* [摘录]

===

Prometheus - 普罗米修斯 - 日志监控mtail尝试

最新推荐文章于 2024-09-06 11:40:43 发布

小_杭

最新推荐文章于 2024-09-06 11:40:43 发布

阅读量1.2w

点赞数 23

分类专栏：服务微服务 web服务框架文章标签： Prometheus 普罗米修斯监控组件

本文链接：https://blog.csdn.net/xiaohangblog/article/details/110481207

版权

服务同时被 3 个专栏收录

27 篇文章 0 订阅

订阅专栏

微服务

10 篇文章 0 订阅

订阅专栏

web服务框架

10 篇文章 0 订阅

订阅专栏

Prometheus - 普罗米修斯

文章目录

- Prometheus - 普罗米修斯

计划及参考文章

Prometheus 【监控神器普罗米修斯】
- Prometheus监控报警系统：https://www.cnblogs.com/chenqionghe/p/10494868.html
- 官方文档：https://prometheus.io/docs/introduction/overview/
- 简书：https://www.jianshu.com/p/93c840025f01
- Prometheus+ Grafana ：https://www.cnblogs.com/sunyllove/p/11212835.html
- SpringBoot 1.4.x 1.x + Prometheus + Granfan 监控体系搭建
- 入门教程：https://www.jianshu.com/p/28f71ea99e3a
- 报警插件：Alertmanager
- 如何将日志输入Prometheus？【官方说明】
  
  简短的回答：不要！请改用ELK堆栈之类的东西。
  
  更长的答案：Prometheus是一个收集和处理指标的系统，而不是事件记录系统。Raintank博客文章 Logs and Metrics and Graphs，Oh My！提供有关日志和指标之间差异的更多详细信息。
- 建议您使用Grafana进行生产。也有控制台模板。

===

* [已知信息]
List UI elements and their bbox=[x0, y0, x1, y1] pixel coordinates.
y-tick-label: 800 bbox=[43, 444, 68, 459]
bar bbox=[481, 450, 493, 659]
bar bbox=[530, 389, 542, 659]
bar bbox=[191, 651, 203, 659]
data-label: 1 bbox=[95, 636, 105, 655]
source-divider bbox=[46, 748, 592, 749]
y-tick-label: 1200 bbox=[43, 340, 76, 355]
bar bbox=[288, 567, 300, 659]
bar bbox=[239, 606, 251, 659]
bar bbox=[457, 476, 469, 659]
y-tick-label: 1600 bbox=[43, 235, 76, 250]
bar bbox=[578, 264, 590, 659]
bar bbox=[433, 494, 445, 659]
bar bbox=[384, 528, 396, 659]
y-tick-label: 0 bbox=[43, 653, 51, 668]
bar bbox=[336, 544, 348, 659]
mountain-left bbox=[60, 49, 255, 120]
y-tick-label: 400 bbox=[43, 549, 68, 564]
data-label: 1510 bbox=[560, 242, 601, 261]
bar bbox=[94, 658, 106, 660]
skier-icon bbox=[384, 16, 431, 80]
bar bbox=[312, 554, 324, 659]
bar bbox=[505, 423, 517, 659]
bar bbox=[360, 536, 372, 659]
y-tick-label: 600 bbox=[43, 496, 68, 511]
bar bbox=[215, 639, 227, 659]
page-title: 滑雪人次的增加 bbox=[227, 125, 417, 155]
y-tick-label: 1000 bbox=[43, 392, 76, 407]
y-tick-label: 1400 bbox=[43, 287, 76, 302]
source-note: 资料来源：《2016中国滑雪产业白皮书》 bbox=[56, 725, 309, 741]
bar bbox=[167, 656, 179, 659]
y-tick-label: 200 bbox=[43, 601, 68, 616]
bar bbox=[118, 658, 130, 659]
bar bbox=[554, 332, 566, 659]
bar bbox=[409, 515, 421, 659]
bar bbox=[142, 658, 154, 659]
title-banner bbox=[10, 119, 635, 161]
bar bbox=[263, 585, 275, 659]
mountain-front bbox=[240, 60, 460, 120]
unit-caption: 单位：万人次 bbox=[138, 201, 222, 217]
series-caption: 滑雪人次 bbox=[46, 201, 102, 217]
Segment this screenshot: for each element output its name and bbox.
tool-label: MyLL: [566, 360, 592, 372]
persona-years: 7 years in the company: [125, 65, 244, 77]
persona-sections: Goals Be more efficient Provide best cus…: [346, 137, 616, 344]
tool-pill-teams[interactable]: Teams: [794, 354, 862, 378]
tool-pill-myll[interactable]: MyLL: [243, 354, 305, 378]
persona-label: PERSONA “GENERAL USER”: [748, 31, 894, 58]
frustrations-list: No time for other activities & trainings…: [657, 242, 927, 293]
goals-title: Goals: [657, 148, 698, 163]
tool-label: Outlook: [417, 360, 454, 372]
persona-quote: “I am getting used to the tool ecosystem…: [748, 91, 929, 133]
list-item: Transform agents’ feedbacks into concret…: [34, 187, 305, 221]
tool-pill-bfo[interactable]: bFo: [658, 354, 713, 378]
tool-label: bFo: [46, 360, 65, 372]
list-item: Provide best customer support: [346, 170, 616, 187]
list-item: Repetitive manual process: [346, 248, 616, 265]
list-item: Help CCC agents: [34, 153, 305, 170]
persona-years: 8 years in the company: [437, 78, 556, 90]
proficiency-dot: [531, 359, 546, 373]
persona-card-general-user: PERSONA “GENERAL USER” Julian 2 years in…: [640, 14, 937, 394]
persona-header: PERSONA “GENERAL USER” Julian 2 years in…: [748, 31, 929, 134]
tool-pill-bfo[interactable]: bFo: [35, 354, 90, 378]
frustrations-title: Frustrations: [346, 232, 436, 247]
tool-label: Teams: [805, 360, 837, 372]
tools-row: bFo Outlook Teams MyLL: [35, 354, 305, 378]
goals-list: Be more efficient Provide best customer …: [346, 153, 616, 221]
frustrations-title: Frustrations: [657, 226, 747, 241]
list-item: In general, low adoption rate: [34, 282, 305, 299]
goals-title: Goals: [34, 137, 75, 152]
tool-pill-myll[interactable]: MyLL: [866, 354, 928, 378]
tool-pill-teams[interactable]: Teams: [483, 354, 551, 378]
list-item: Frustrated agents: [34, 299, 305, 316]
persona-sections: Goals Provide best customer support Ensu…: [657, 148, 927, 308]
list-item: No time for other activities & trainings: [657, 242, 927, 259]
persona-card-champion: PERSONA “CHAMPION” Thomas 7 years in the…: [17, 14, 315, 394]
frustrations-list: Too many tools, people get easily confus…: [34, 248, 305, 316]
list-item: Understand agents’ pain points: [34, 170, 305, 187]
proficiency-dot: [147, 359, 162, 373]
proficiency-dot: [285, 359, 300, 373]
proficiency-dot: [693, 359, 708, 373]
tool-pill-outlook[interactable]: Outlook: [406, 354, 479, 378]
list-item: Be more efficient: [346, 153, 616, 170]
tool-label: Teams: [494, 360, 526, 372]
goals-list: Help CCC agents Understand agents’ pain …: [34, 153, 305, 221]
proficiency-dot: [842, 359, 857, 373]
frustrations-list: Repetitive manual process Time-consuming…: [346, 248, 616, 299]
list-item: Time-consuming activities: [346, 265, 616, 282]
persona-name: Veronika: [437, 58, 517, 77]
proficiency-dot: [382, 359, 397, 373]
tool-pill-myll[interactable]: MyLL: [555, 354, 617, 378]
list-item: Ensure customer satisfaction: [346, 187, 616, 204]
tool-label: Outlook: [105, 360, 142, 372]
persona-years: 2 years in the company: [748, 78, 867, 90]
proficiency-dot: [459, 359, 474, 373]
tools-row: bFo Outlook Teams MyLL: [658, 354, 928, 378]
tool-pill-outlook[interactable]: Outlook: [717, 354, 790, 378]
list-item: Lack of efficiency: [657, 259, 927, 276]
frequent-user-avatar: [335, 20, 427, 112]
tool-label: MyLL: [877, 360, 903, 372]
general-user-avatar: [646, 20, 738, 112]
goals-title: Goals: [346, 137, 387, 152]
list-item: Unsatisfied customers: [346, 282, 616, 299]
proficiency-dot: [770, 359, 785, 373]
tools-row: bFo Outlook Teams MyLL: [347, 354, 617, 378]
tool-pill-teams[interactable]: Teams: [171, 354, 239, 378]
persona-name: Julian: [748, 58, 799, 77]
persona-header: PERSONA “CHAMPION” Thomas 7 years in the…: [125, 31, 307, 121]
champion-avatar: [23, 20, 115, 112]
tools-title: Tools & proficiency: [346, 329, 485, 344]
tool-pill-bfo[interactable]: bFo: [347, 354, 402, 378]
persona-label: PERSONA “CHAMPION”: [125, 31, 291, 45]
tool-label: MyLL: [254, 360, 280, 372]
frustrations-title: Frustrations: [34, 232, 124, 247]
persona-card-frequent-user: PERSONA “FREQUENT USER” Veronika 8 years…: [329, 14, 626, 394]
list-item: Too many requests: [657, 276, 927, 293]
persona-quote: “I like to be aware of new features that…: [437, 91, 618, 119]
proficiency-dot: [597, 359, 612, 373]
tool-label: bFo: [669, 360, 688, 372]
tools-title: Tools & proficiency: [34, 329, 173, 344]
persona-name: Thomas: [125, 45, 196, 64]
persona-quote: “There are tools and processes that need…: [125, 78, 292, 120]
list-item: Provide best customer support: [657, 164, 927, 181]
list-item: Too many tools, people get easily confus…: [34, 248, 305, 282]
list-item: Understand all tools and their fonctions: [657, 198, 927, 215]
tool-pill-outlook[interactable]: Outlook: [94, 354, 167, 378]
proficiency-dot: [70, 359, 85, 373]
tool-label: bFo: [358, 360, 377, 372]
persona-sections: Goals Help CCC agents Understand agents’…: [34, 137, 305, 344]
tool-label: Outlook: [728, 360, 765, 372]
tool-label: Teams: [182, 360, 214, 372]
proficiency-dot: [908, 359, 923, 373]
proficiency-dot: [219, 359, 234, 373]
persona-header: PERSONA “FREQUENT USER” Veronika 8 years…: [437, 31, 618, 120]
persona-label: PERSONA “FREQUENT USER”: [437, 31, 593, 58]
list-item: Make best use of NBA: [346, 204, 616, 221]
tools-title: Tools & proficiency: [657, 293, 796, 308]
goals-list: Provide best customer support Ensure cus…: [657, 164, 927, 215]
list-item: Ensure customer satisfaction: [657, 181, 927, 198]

===

* [问题描述]
根据摘录回答：
1. 文中列出的报警插件叫什么？
2. 对于“如何将日志输入Prometheus？”，官方的简短回答建议改用什么？
3. 文中建议在生产中使用什么？
这些条目与此无关。

* [书面解答]
1. Alertmanager。
2. ELK堆栈之类的东西。
3. Grafana。